▸ **Provided records**:
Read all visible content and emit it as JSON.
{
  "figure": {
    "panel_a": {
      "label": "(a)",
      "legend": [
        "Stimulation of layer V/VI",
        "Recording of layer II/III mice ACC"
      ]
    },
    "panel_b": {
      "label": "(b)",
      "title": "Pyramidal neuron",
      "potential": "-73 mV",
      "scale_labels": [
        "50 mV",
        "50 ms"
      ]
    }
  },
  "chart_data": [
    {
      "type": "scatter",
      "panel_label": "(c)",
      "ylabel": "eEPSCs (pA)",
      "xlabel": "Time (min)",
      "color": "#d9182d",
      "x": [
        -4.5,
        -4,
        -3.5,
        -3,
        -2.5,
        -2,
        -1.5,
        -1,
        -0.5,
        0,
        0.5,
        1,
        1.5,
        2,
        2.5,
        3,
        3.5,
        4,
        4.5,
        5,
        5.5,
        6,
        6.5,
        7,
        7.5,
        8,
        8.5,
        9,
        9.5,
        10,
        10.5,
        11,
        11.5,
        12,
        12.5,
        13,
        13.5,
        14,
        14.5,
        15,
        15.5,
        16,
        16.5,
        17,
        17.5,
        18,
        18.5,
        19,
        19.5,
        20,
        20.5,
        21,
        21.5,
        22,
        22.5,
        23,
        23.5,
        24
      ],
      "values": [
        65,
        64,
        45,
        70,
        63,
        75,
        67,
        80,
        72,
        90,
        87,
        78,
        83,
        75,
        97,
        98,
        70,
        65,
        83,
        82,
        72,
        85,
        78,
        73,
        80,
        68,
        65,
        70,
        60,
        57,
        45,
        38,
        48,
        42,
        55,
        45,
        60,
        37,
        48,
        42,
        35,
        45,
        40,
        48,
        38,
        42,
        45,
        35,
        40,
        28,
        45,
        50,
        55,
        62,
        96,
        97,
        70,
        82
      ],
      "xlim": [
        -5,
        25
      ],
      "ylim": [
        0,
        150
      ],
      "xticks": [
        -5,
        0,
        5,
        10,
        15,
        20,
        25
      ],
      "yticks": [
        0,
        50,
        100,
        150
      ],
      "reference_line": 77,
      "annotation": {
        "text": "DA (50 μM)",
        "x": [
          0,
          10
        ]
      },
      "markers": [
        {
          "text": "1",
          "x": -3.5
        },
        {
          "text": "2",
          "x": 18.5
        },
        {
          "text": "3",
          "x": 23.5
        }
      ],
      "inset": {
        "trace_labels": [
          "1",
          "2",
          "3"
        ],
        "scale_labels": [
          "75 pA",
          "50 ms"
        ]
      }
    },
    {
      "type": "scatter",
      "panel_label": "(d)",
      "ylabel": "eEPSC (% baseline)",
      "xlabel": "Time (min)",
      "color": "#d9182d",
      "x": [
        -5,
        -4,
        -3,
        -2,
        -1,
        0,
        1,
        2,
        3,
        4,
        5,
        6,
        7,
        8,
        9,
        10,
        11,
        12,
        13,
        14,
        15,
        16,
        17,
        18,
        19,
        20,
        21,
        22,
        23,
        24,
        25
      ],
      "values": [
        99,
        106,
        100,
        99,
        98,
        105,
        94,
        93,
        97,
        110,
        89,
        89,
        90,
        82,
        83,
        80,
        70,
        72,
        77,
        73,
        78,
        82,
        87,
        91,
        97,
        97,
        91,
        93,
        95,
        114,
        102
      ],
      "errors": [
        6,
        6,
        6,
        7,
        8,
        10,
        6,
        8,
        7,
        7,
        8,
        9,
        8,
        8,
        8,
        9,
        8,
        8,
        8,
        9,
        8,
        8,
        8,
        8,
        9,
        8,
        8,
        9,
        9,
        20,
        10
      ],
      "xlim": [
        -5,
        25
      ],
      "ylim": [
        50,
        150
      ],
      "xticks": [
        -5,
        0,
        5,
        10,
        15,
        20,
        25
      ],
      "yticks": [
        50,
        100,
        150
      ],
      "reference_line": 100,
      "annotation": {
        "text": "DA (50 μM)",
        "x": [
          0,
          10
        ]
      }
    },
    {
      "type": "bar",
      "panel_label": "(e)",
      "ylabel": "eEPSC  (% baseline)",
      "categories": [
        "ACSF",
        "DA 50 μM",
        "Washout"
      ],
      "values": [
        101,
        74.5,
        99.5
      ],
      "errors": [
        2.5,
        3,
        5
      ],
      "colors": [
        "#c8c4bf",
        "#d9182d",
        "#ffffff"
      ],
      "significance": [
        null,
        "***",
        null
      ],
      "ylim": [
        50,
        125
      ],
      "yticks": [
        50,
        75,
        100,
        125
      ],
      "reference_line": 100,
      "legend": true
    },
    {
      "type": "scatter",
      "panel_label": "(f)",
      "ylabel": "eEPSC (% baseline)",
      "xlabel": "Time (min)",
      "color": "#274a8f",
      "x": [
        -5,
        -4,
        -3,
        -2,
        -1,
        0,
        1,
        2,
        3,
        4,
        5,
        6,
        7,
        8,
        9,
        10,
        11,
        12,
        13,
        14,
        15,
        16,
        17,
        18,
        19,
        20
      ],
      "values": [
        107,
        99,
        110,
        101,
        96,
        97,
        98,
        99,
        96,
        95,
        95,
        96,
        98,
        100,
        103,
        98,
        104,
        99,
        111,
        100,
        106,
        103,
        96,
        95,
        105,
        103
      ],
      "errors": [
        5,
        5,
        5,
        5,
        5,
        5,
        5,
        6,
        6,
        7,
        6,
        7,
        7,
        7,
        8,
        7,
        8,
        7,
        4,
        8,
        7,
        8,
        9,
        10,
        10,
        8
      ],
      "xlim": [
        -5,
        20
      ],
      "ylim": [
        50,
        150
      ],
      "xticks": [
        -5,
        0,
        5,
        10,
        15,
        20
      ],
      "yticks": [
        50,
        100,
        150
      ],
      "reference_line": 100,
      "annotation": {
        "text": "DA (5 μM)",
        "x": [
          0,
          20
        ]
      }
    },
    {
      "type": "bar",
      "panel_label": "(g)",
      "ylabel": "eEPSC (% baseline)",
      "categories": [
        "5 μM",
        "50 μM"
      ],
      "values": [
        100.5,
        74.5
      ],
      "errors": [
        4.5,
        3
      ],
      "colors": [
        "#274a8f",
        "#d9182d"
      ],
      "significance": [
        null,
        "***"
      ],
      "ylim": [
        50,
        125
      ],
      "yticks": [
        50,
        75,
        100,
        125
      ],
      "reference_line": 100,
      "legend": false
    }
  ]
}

▸ **Objective**:
Transcribe all of the material exactly. Omit nothing.

▸ **Response to the task**:
Read all visible content and emit it as JSON.
{
  "figure": {
    "panel_a": {
      "label": "(a)",
      "legend": [
        "Stimulation of layer V/VI",
        "Recording of layer II/III mice ACC"
      ]
    },
    "panel_b": {
      "label": "(b)",
      "title": "Pyramidal neuron",
      "potential": "-73 mV",
      "scale_labels": [
        "50 mV",
        "50 ms"
      ]
    }
  },
  "chart_data": [
    {
      "type": "scatter",
      "panel_label": "(c)",
      "ylabel": "eEPSCs (pA)",
      "xlabel": "Time (min)",
      "color": "#d9182d",
      "x": [
        -4.5,
        -4,
        -3.5,
        -3,
        -2.5,
        -2,
        -1.5,
        -1,
        -0.5,
        0,
        0.5,
        1,
        1.5,
        2,
        2.5,
        3,
        3.5,
        4,
        4.5,
        5,
        5.5,
        6,
        6.5,
        7,
        7.5,
        8,
        8.5,
        9,
        9.5,
        10,
        10.5,
        11,
        11.5,
        12,
        12.5,
        13,
        13.5,
        14,
        14.5,
        15,
        15.5,
        16,
        16.5,
        17,
        17.5,
        18,
        18.5,
        19,
        19.5,
        20,
        20.5,
        21,
        21.5,
        22,
        22.5,
        23,
        23.5,
        24
      ],
      "values": [
        65,
        64,
        45,
        70,
        63,
        75,
        67,
        80,
        72,
        90,
        87,
        78,
        83,
        75,
        97,
        98,
        70,
        65,
        83,
        82,
        72,
        85,
        78,
        73,
        80,
        68,
        65,
        70,
        60,
        57,
        45,
        38,
        48,
        42,
        55,
        45,
        60,
        37,
        48,
        42,
        35,
        45,
        40,
        48,
        38,
        42,
        45,
        35,
        40,
        28,
        45,
        50,
        55,
        62,
        96,
        97,
        70,
        82
      ],
      "xlim": [
        -5,
        25
      ],
      "ylim": [
        0,
        150
      ],
      "xticks": [
        -5,
        0,
        5,
        10,
        15,
        20,
        25
      ],
      "yticks": [
        0,
        50,
        100,
        150
      ],
      "reference_line": 77,
      "annotation": {
        "text": "DA (50 μM)",
        "x": [
          0,
          10
        ]
      },
      "markers": [
        {
          "text": "1",
          "x": -3.5
        },
        {
          "text": "2",
          "x": 18.5
        },
        {
          "text": "3",
          "x": 23.5
        }
      ],
      "inset": {
        "trace_labels": [
          "1",
          "2",
          "3"
        ],
        "scale_labels": [
          "75 pA",
          "50 ms"
        ]
      }
    },
    {
      "type": "scatter",
      "panel_label": "(d)",
      "ylabel": "eEPSC (% baseline)",
      "xlabel": "Time (min)",
      "color": "#d9182d",
      "x": [
        -5,
        -4,
        -3,
        -2,
        -1,
        0,
        1,
        2,
        3,
        4,
        5,
        6,
        7,
        8,
        9,
        10,
        11,
        12,
        13,
        14,
        15,
        16,
        17,
        18,
        19,
        20,
        21,
        22,
        23,
        24,
        25
      ],
      "values": [
        99,
        106,
        100,
        99,
        98,
        105,
        94,
        93,
        97,
        110,
        89,
        89,
        90,
        82,
        83,
        80,
        70,
        72,
        77,
        73,
        78,
        82,
        87,
        91,
        97,
        97,
        91,
        93,
        95,
        114,
        102
      ],
      "errors": [
        6,
        6,
        6,
        7,
        8,
        10,
        6,
        8,
        7,
        7,
        8,
        9,
        8,
        8,
        8,
        9,
        8,
        8,
        8,
        9,
        8,
        8,
        8,
        8,
        9,
        8,
        8,
        9,
        9,
        20,
        10
      ],
      "xlim": [
        -5,
        25
      ],
      "ylim": [
        50,
        150
      ],
      "xticks": [
        -5,
        0,
        5,
        10,
        15,
        20,
        25
      ],
      "yticks": [
        50,
        100,
        150
      ],
      "reference_line": 100,
      "annotation": {
        "text": "DA (50 μM)",
        "x": [
          0,
          10
        ]
      }
    },
    {
      "type": "bar",
      "panel_label": "(e)",
      "ylabel": "eEPSC  (% baseline)",
      "categories": [
        "ACSF",
        "DA 50 μM",
        "Washout"
      ],
      "values": [
        101,
        74.5,
        99.5
      ],
      "errors": [
        2.5,
        3,
        5
      ],
      "colors": [
        "#c8c4bf",
        "#d9182d",
        "#ffffff"
      ],
      "significance": [
        null,
        "***",
        null
      ],
      "ylim": [
        50,
        125
      ],
      "yticks": [
        50,
        75,
        100,
        125
      ],
      "reference_line": 100,
      "legend": true
    },
    {
      "type": "scatter",
      "panel_label": "(f)",
      "ylabel": "eEPSC (% baseline)",
      "xlabel": "Time (min)",
      "color": "#274a8f",
      "x": [
        -5,
        -4,
        -3,
        -2,
        -1,
        0,
        1,
        2,
        3,
        4,
        5,
        6,
        7,
        8,
        9,
        10,
        11,
        12,
        13,
        14,
        15,
        16,
        17,
        18,
        19,
        20
      ],
      "values": [
        107,
        99,
        110,
        101,
        96,
        97,
        98,
        99,
        96,
        95,
        95,
        96,
        98,
        100,
        103,
        98,
        104,
        99,
        111,
        100,
        106,
        103,
        96,
        95,
        105,
        103
      ],
      "errors": [
        5,
        5,
        5,
        5,
        5,
        5,
        5,
        6,
        6,
        7,
        6,
        7,
        7,
        7,
        8,
        7,
        8,
        7,
        4,
        8,
        7,
        8,
        9,
        10,
        10,
        8
      ],
      "xlim": [
        -5,
        20
      ],
      "ylim": [
        50,
        150
      ],
      "xticks": [
        -5,
        0,
        5,
        10,
        15,
        20
      ],
      "yticks": [
        50,
        100,
        150
      ],
      "reference_line": 100,
      "annotation": {
        "text": "DA (5 μM)",
        "x": [
          0,
          20
        ]
      }
    },
    {
      "type": "bar",
      "panel_label": "(g)",
      "ylabel": "eEPSC (% baseline)",
      "categories": [
        "5 μM",
        "50 μM"
      ],
      "values": [
        100.5,
        74.5
      ],
      "errors": [
        4.5,
        3
      ],
      "colors": [
        "#274a8f",
        "#d9182d"
      ],
      "significance": [
        null,
        "***"
      ],
      "ylim": [
        50,
        125
      ],
      "yticks": [
        50,
        75,
        100,
        125
      ],
      "reference_line": 100,
      "legend": false
    }
  ]
}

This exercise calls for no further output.